§ Task to carry out
Repeat the listing in full, exactly as it stands.

======== Data records ========

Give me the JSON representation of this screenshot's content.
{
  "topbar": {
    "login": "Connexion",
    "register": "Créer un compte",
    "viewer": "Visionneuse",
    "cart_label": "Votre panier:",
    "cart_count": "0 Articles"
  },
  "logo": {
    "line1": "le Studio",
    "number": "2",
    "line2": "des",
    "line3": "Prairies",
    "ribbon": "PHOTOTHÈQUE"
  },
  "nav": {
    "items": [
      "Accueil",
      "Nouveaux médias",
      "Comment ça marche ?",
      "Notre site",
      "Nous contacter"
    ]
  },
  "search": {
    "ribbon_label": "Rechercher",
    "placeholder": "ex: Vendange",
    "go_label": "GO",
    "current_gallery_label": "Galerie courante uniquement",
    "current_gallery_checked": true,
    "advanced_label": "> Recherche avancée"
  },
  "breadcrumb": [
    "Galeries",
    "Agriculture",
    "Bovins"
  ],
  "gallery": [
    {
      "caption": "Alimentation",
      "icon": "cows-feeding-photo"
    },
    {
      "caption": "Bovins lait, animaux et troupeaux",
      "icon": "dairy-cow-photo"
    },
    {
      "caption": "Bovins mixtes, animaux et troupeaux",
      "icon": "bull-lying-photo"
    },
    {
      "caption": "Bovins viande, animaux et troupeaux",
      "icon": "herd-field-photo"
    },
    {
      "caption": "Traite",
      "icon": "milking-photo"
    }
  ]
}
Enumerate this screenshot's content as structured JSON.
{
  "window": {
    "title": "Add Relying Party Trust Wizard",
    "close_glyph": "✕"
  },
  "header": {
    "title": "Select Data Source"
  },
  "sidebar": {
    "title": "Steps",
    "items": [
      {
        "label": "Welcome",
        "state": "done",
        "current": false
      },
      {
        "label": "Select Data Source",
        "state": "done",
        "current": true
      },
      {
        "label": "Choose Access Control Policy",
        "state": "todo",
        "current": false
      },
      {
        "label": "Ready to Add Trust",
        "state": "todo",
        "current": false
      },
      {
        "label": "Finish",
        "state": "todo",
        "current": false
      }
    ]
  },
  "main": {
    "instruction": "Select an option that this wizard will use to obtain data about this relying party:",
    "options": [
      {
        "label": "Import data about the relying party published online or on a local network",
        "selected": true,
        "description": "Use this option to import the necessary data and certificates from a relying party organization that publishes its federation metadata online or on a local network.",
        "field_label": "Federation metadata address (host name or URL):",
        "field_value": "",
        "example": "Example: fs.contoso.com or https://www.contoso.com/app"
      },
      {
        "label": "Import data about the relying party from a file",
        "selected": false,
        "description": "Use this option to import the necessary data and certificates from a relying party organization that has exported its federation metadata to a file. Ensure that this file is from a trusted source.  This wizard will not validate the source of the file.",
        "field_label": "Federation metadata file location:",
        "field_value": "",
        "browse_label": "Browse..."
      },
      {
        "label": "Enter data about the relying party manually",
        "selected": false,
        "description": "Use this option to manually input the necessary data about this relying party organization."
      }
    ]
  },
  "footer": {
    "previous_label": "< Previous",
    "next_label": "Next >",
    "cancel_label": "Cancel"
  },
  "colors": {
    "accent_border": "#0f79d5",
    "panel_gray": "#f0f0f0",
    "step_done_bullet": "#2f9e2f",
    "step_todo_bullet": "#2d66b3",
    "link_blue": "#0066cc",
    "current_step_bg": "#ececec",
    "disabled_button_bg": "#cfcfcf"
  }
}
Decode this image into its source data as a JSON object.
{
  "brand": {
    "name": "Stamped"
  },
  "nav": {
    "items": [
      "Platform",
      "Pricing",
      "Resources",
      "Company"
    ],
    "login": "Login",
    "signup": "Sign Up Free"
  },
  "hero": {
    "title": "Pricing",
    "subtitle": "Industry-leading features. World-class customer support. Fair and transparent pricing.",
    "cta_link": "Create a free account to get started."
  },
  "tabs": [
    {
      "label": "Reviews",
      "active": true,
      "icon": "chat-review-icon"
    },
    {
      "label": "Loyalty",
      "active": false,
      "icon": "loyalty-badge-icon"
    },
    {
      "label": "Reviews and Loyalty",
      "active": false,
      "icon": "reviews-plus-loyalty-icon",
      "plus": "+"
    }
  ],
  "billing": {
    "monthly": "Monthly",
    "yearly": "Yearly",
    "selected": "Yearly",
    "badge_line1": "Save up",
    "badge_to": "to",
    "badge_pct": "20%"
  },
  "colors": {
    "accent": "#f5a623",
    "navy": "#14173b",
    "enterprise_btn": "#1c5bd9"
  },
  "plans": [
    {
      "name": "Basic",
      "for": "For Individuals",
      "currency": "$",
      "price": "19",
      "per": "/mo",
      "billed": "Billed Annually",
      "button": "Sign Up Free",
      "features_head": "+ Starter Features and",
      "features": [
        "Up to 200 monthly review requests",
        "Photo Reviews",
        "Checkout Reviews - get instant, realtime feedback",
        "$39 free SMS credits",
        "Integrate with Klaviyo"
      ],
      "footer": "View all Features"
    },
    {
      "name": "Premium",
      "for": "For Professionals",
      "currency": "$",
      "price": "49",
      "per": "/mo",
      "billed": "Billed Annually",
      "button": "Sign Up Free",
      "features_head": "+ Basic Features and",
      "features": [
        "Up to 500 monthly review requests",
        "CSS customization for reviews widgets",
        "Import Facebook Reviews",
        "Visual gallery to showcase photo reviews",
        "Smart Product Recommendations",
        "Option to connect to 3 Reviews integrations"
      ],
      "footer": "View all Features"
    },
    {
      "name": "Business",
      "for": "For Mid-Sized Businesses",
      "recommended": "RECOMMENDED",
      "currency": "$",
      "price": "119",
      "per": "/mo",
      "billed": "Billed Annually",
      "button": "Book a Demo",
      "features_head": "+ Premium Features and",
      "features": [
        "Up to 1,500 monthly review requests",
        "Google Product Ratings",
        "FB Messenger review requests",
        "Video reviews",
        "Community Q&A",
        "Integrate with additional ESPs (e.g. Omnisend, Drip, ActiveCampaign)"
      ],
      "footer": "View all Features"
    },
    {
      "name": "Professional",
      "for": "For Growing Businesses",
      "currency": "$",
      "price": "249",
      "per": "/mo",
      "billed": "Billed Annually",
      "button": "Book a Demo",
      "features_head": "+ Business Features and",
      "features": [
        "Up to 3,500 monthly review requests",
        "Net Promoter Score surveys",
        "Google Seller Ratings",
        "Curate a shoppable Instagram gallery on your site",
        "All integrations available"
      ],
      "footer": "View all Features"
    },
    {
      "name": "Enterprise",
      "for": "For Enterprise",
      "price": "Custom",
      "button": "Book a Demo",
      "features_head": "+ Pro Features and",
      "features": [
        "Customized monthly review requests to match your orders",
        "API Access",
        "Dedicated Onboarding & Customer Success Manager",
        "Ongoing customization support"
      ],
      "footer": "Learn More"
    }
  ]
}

========

§ Completed exercise
Give me the JSON representation of this screenshot's content.
{
  "topbar": {
    "login": "Connexion",
    "register": "Créer un compte",
    "viewer": "Visionneuse",
    "cart_label": "Votre panier:",
    "cart_count": "0 Articles"
  },
  "logo": {
    "line1": "le Studio",
    "number": "2",
    "line2": "des",
    "line3": "Prairies",
    "ribbon": "PHOTOTHÈQUE"
  },
  "nav": {
    "items": [
      "Accueil",
      "Nouveaux médias",
      "Comment ça marche ?",
      "Notre site",
      "Nous contacter"
    ]
  },
  "search": {
    "ribbon_label": "Rechercher",
    "placeholder": "ex: Vendange",
    "go_label": "GO",
    "current_gallery_label": "Galerie courante uniquement",
    "current_gallery_checked": true,
    "advanced_label": "> Recherche avancée"
  },
  "breadcrumb": [
    "Galeries",
    "Agriculture",
    "Bovins"
  ],
  "gallery": [
    {
      "caption": "Alimentation",
      "icon": "cows-feeding-photo"
    },
    {
      "caption": "Bovins lait, animaux et troupeaux",
      "icon": "dairy-cow-photo"
    },
    {
      "caption": "Bovins mixtes, animaux et troupeaux",
      "icon": "bull-lying-photo"
    },
    {
      "caption": "Bovins viande, animaux et troupeaux",
      "icon": "herd-field-photo"
    },
    {
      "caption": "Traite",
      "icon": "milking-photo"
    }
  ]
}
Enumerate this screenshot's content as structured JSON.
{
  "window": {
    "title": "Add Relying Party Trust Wizard",
    "close_glyph": "✕"
  },
  "header": {
    "title": "Select Data Source"
  },
  "sidebar": {
    "title": "Steps",
    "items": [
      {
        "label": "Welcome",
        "state": "done",
        "current": false
      },
      {
        "label": "Select Data Source",
        "state": "done",
        "current": true
      },
      {
        "label": "Choose Access Control Policy",
        "state": "todo",
        "current": false
      },
      {
        "label": "Ready to Add Trust",
        "state": "todo",
        "current": false
      },
      {
        "label": "Finish",
        "state": "todo",
        "current": false
      }
    ]
  },
  "main": {
    "instruction": "Select an option that this wizard will use to obtain data about this relying party:",
    "options": [
      {
        "label": "Import data about the relying party published online or on a local network",
        "selected": true,
        "description": "Use this option to import the necessary data and certificates from a relying party organization that publishes its federation metadata online or on a local network.",
        "field_label": "Federation metadata address (host name or URL):",
        "field_value": "",
        "example": "Example: fs.contoso.com or https://www.contoso.com/app"
      },
      {
        "label": "Import data about the relying party from a file",
        "selected": false,
        "description": "Use this option to import the necessary data and certificates from a relying party organization that has exported its federation metadata to a file. Ensure that this file is from a trusted source.  This wizard will not validate the source of the file.",
        "field_label": "Federation metadata file location:",
        "field_value": "",
        "browse_label": "Browse..."
      },
      {
        "label": "Enter data about the relying party manually",
        "selected": false,
        "description": "Use this option to manually input the necessary data about this relying party organization."
      }
    ]
  },
  "footer": {
    "previous_label": "< Previous",
    "next_label": "Next >",
    "cancel_label": "Cancel"
  },
  "colors": {
    "accent_border": "#0f79d5",
    "panel_gray": "#f0f0f0",
    "step_done_bullet": "#2f9e2f",
    "step_todo_bullet": "#2d66b3",
    "link_blue": "#0066cc",
    "current_step_bg": "#ececec",
    "disabled_button_bg": "#cfcfcf"
  }
}
Decode this image into its source data as a JSON object.
{
  "brand": {
    "name": "Stamped"
  },
  "nav": {
    "items": [
      "Platform",
      "Pricing",
      "Resources",
      "Company"
    ],
    "login": "Login",
    "signup": "Sign Up Free"
  },
  "hero": {
    "title": "Pricing",
    "subtitle": "Industry-leading features. World-class customer support. Fair and transparent pricing.",
    "cta_link": "Create a free account to get started."
  },
  "tabs": [
    {
      "label": "Reviews",
      "active": true,
      "icon": "chat-review-icon"
    },
    {
      "label": "Loyalty",
      "active": false,
      "icon": "loyalty-badge-icon"
    },
    {
      "label": "Reviews and Loyalty",
      "active": false,
      "icon": "reviews-plus-loyalty-icon",
      "plus": "+"
    }
  ],
  "billing": {
    "monthly": "Monthly",
    "yearly": "Yearly",
    "selected": "Yearly",
    "badge_line1": "Save up",
    "badge_to": "to",
    "badge_pct": "20%"
  },
  "colors": {
    "accent": "#f5a623",
    "navy": "#14173b",
    "enterprise_btn": "#1c5bd9"
  },
  "plans": [
    {
      "name": "Basic",
      "for": "For Individuals",
      "currency": "$",
      "price": "19",
      "per": "/mo",
      "billed": "Billed Annually",
      "button": "Sign Up Free",
      "features_head": "+ Starter Features and",
      "features": [
        "Up to 200 monthly review requests",
        "Photo Reviews",
        "Checkout Reviews - get instant, realtime feedback",
        "$39 free SMS credits",
        "Integrate with Klaviyo"
      ],
      "footer": "View all Features"
    },
    {
      "name": "Premium",
      "for": "For Professionals",
      "currency": "$",
      "price": "49",
      "per": "/mo",
      "billed": "Billed Annually",
      "button": "Sign Up Free",
      "features_head": "+ Basic Features and",
      "features": [
        "Up to 500 monthly review requests",
        "CSS customization for reviews widgets",
        "Import Facebook Reviews",
        "Visual gallery to showcase photo reviews",
        "Smart Product Recommendations",
        "Option to connect to 3 Reviews integrations"
      ],
      "footer": "View all Features"
    },
    {
      "name": "Business",
      "for": "For Mid-Sized Businesses",
      "recommended": "RECOMMENDED",
      "currency": "$",
      "price": "119",
      "per": "/mo",
      "billed": "Billed Annually",
      "button": "Book a Demo",
      "features_head": "+ Premium Features and",
      "features": [
        "Up to 1,500 monthly review requests",
        "Google Product Ratings",
        "FB Messenger review requests",
        "Video reviews",
        "Community Q&A",
        "Integrate with additional ESPs (e.g. Omnisend, Drip, ActiveCampaign)"
      ],
      "footer": "View all Features"
    },
    {
      "name": "Professional",
      "for": "For Growing Businesses",
      "currency": "$",
      "price": "249",
      "per": "/mo",
      "billed": "Billed Annually",
      "button": "Book a Demo",
      "features_head": "+ Business Features and",
      "features": [
        "Up to 3,500 monthly review requests",
        "Net Promoter Score surveys",
        "Google Seller Ratings",
        "Curate a shoppable Instagram gallery on your site",
        "All integrations available"
      ],
      "footer": "View all Features"
    },
    {
      "name": "Enterprise",
      "for": "For Enterprise",
      "price": "Custom",
      "button": "Book a Demo",
      "features_head": "+ Pro Features and",
      "features": [
        "Customized monthly review requests to match your orders",
        "API Access",
        "Dedicated Onboarding & Customer Success Manager",
        "Ongoing customization support"
      ],
      "footer": "Learn More"
    }
  ]
}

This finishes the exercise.